| TO BE DONE |
Copy out all the lines in the records that include the word "Unternehmen".

Extracted records:
++++++++

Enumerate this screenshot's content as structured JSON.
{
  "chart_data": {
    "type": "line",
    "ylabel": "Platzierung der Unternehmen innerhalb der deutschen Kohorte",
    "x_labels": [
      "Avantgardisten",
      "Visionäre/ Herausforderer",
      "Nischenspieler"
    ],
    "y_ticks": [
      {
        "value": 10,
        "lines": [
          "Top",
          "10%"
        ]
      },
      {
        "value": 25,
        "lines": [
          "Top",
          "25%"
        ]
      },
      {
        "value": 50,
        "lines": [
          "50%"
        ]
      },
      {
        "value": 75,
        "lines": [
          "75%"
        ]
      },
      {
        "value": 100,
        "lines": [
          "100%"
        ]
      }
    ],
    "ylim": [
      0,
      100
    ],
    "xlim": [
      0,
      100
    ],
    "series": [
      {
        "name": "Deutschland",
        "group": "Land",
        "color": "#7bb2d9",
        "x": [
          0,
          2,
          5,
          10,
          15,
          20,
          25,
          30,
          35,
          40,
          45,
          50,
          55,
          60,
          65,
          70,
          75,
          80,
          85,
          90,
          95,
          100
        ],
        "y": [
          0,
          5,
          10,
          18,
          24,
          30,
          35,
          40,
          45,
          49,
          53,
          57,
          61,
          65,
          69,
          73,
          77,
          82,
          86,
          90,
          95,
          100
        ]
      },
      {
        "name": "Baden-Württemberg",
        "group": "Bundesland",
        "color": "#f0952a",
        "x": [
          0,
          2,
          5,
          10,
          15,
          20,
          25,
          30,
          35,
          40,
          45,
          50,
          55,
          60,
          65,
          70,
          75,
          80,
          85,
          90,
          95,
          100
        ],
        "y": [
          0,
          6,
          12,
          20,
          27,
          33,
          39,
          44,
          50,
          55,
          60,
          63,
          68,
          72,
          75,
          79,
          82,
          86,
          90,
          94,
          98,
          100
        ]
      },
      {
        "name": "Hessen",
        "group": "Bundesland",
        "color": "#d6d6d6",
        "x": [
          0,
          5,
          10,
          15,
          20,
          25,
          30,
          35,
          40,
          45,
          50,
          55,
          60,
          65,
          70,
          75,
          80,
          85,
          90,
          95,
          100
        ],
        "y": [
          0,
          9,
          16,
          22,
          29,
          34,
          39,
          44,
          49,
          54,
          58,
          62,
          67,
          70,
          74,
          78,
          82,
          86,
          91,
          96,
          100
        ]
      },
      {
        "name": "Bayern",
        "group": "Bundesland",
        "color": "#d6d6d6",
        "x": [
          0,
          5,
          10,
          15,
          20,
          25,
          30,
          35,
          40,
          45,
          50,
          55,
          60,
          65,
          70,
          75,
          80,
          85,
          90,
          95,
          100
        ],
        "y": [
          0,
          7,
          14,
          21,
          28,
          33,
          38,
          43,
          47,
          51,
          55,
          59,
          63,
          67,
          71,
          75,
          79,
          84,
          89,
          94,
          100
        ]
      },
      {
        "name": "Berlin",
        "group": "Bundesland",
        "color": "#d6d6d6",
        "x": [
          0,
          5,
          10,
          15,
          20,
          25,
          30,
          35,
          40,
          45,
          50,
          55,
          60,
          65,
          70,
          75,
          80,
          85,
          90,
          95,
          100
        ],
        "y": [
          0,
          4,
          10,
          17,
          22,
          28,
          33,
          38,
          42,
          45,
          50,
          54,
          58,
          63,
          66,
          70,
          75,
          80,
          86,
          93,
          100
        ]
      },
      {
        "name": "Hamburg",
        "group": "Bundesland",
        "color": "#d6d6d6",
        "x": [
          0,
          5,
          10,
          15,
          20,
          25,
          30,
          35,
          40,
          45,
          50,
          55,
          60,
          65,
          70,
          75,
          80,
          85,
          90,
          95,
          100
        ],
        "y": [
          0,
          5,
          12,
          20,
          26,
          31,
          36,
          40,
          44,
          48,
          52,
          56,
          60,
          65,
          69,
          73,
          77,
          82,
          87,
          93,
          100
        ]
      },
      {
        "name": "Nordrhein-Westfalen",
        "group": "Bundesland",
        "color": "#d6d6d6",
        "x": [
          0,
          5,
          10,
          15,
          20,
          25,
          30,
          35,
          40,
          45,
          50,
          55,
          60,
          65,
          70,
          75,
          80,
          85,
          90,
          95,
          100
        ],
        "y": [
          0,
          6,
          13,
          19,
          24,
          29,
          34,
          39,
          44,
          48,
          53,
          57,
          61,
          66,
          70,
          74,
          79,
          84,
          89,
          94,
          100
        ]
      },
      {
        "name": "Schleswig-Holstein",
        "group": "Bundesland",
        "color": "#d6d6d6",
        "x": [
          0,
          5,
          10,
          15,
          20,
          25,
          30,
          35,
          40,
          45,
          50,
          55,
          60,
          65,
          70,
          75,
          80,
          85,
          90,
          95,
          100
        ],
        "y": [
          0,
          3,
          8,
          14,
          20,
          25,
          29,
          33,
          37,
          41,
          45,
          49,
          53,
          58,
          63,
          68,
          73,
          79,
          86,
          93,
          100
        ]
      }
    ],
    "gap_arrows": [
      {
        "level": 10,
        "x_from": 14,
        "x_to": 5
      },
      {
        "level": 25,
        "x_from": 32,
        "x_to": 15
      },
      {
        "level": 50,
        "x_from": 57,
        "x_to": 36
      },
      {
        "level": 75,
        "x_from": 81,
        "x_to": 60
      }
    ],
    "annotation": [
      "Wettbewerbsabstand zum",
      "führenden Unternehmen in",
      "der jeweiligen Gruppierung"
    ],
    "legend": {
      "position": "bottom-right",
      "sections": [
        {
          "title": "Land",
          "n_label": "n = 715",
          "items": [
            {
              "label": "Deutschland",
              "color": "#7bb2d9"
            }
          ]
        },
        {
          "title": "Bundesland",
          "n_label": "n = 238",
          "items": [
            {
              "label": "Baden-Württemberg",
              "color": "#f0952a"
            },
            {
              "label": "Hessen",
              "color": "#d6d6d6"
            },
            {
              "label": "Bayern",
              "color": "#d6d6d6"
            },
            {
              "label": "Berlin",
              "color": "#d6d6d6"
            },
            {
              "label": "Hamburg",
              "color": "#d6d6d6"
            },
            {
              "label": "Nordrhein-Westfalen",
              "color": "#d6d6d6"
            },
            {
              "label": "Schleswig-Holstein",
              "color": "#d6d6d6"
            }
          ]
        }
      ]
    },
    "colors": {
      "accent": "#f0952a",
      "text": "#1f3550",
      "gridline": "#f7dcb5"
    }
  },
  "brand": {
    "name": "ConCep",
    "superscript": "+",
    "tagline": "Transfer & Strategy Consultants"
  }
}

++++++++

| EXERCISE RESULT |
    "ylabel": "Platzierung der Unternehmen innerhalb der deutschen Kohorte",
      "führenden Unternehmen in",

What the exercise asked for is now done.